┌────────
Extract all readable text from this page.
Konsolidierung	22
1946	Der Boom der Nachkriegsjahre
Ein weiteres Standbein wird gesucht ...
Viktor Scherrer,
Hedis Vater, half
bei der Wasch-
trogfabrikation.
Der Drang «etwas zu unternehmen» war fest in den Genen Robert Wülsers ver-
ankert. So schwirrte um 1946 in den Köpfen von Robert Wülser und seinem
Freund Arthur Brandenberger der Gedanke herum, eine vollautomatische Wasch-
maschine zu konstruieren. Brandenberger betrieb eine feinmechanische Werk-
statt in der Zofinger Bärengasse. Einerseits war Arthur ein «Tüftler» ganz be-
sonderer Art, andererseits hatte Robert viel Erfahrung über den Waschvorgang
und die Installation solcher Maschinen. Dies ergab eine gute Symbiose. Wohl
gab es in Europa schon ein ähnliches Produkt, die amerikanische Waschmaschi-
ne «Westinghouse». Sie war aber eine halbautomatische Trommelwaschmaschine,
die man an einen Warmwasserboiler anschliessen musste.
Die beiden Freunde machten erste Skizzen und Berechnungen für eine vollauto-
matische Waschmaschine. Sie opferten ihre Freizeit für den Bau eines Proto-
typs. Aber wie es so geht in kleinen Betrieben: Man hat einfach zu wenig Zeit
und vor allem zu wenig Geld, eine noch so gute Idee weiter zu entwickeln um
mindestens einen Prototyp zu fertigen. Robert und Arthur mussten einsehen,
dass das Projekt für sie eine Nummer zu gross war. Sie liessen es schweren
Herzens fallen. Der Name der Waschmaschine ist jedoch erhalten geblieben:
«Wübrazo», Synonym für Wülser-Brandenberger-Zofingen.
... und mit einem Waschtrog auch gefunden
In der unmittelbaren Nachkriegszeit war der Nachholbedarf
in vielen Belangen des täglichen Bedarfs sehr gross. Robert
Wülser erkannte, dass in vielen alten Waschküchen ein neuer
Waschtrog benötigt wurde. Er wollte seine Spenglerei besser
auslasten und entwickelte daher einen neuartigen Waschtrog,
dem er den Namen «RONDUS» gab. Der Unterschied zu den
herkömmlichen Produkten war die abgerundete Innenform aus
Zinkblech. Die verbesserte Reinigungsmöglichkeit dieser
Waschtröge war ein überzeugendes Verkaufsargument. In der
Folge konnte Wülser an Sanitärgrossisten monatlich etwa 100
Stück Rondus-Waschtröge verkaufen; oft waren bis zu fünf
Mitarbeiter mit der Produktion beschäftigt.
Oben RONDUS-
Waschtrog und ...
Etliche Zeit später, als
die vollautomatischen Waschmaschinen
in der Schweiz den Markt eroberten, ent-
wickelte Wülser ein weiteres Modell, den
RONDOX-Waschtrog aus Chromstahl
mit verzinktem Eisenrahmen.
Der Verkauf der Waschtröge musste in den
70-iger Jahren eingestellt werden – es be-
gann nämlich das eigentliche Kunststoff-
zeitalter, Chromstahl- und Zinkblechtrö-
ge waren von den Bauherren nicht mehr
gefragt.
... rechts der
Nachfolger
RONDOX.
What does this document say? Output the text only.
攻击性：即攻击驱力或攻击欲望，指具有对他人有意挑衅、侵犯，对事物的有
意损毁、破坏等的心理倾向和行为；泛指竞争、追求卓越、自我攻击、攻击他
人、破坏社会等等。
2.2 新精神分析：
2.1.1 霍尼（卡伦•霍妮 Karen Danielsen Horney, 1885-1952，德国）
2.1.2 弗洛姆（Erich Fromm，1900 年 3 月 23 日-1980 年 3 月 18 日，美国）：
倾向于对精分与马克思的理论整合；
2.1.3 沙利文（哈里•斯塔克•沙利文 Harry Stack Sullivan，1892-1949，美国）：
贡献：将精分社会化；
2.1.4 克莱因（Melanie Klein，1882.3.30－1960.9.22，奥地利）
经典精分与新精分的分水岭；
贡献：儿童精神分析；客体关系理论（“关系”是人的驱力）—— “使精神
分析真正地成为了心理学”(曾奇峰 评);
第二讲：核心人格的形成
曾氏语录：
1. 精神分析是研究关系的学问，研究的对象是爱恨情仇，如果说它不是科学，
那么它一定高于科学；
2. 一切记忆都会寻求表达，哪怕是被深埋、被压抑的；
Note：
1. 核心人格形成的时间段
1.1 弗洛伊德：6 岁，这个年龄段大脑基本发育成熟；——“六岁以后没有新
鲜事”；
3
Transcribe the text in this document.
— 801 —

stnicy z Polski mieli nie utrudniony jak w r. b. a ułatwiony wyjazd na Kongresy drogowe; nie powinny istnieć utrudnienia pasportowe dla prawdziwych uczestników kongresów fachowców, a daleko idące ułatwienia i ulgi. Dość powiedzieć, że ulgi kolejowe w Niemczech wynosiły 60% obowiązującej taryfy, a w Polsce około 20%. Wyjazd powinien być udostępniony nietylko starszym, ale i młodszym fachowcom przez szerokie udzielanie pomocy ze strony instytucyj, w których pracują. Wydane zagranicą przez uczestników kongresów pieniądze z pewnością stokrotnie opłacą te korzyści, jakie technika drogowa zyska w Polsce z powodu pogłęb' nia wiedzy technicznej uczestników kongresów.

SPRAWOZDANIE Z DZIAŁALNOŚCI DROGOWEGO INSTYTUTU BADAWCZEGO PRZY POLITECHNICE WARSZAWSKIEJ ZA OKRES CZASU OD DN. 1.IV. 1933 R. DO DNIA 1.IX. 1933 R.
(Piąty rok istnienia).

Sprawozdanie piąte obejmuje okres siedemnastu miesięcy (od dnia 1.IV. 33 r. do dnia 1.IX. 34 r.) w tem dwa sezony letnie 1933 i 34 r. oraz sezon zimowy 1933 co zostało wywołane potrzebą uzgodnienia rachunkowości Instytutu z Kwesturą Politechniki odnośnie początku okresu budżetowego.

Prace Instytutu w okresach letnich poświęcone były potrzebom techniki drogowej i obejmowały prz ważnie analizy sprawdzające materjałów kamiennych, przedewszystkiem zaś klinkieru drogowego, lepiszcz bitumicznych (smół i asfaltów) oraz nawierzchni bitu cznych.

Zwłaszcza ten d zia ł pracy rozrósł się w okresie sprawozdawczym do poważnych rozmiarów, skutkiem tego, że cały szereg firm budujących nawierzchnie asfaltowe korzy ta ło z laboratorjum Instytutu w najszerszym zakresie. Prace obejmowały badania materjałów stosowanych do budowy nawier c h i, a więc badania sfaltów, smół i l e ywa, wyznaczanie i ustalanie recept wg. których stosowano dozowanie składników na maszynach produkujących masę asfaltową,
└────────
▶ Instructions for the task:
Gather each line of the listing that holds the string "this".

▶ Task output:
Extract all readable text from this page.
What does this document say? Output the text only.
Transcribe the text in this document.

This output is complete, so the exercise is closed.